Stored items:
========================================

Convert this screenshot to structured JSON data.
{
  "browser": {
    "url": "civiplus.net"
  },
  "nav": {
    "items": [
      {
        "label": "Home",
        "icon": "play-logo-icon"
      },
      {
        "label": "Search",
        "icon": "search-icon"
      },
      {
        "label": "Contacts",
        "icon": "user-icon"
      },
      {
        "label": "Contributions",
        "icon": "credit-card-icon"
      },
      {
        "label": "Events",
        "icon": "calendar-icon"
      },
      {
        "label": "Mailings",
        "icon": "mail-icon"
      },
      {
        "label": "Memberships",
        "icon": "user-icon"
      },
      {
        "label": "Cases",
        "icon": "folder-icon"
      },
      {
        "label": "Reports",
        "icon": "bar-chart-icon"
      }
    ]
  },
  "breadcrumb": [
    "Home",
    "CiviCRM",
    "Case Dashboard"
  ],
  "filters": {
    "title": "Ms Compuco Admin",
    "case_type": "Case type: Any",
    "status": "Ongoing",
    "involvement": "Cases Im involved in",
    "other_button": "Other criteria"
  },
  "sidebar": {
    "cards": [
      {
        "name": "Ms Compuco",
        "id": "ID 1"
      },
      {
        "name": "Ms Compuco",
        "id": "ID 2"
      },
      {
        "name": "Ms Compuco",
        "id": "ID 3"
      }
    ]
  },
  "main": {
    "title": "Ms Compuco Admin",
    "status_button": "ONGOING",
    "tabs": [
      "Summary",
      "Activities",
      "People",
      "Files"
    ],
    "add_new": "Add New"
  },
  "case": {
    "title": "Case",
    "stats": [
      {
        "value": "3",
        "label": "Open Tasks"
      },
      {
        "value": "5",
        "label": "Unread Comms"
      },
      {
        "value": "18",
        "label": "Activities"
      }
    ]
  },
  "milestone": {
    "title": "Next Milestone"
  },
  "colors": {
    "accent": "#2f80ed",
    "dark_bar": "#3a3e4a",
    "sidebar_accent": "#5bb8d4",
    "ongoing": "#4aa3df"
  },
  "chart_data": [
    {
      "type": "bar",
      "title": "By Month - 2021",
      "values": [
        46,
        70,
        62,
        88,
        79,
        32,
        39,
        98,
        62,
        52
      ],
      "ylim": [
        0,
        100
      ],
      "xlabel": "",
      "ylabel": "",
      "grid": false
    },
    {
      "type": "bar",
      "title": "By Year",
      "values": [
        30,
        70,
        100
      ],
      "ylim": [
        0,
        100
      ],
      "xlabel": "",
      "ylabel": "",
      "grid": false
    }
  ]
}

========================================

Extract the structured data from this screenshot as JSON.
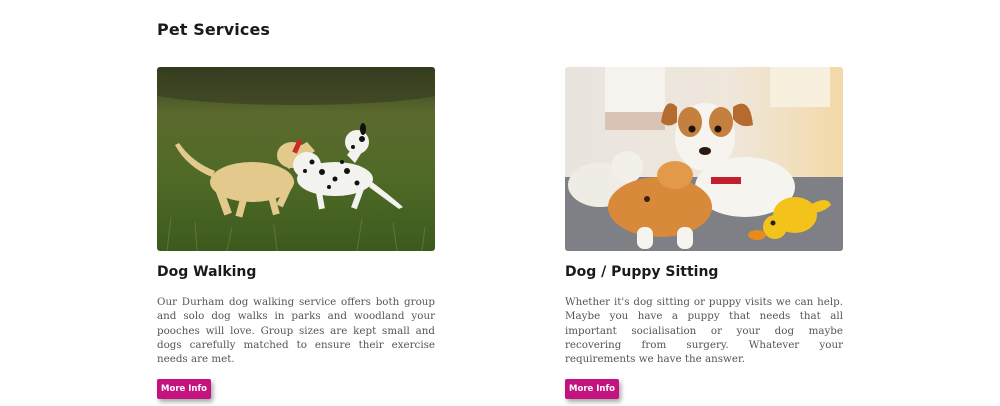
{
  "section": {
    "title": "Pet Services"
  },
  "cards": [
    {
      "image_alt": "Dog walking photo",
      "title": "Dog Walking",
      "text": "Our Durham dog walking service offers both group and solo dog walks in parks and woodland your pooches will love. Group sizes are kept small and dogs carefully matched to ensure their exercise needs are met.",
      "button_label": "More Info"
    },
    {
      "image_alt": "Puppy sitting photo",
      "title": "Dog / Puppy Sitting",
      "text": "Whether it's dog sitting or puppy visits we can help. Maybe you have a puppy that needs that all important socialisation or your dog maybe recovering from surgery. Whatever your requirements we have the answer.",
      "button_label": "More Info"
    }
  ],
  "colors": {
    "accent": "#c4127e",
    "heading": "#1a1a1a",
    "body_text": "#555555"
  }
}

========================================

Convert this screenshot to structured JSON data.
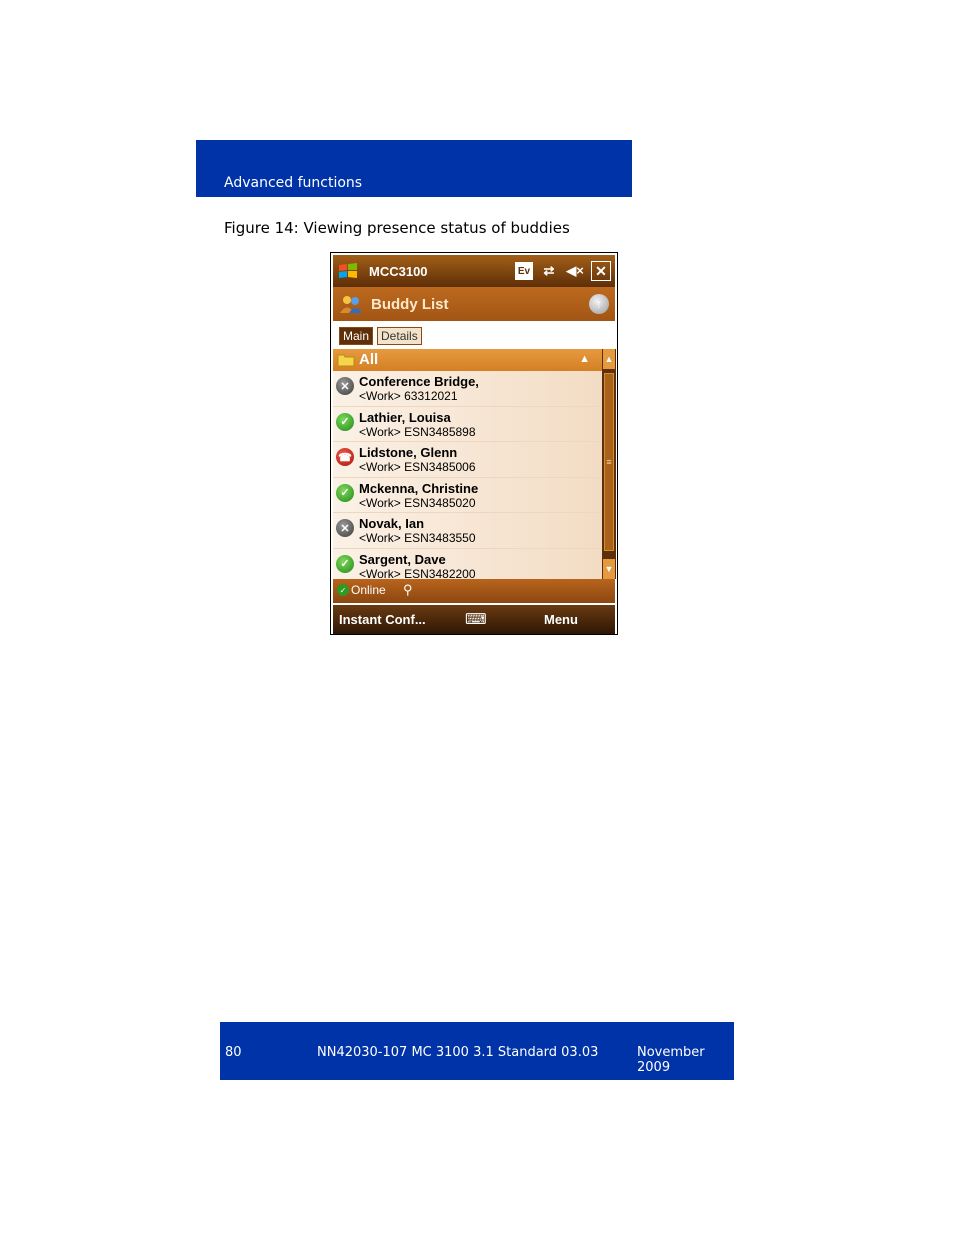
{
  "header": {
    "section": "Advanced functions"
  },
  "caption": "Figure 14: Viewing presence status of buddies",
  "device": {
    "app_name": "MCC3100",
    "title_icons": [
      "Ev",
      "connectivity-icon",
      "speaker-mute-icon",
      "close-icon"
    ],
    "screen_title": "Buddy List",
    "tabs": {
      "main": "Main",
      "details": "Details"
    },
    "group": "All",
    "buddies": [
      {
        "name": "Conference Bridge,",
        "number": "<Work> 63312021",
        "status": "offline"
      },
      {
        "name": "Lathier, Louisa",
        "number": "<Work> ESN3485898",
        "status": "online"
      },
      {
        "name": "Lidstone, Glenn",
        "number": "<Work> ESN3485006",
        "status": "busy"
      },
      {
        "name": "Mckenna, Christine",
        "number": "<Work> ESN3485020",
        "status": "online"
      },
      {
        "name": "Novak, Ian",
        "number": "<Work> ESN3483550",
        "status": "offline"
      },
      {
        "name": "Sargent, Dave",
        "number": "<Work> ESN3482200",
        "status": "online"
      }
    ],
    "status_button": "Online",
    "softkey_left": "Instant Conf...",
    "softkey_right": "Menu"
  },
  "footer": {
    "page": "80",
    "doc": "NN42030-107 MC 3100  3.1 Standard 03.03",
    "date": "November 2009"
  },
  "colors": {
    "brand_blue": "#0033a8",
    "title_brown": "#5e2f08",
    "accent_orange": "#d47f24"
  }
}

========================================

* [Written exercise]: Copy and report every line where the word "number" is present.

* [Result for this exercise]:
        "number": "<Work> 63312021",
        "number": "<Work> ESN3485898",
        "number": "<Work> ESN3485006",
        "number": "<Work> ESN3485020",
        "number": "<Work> ESN3483550",
        "number": "<Work> ESN3482200",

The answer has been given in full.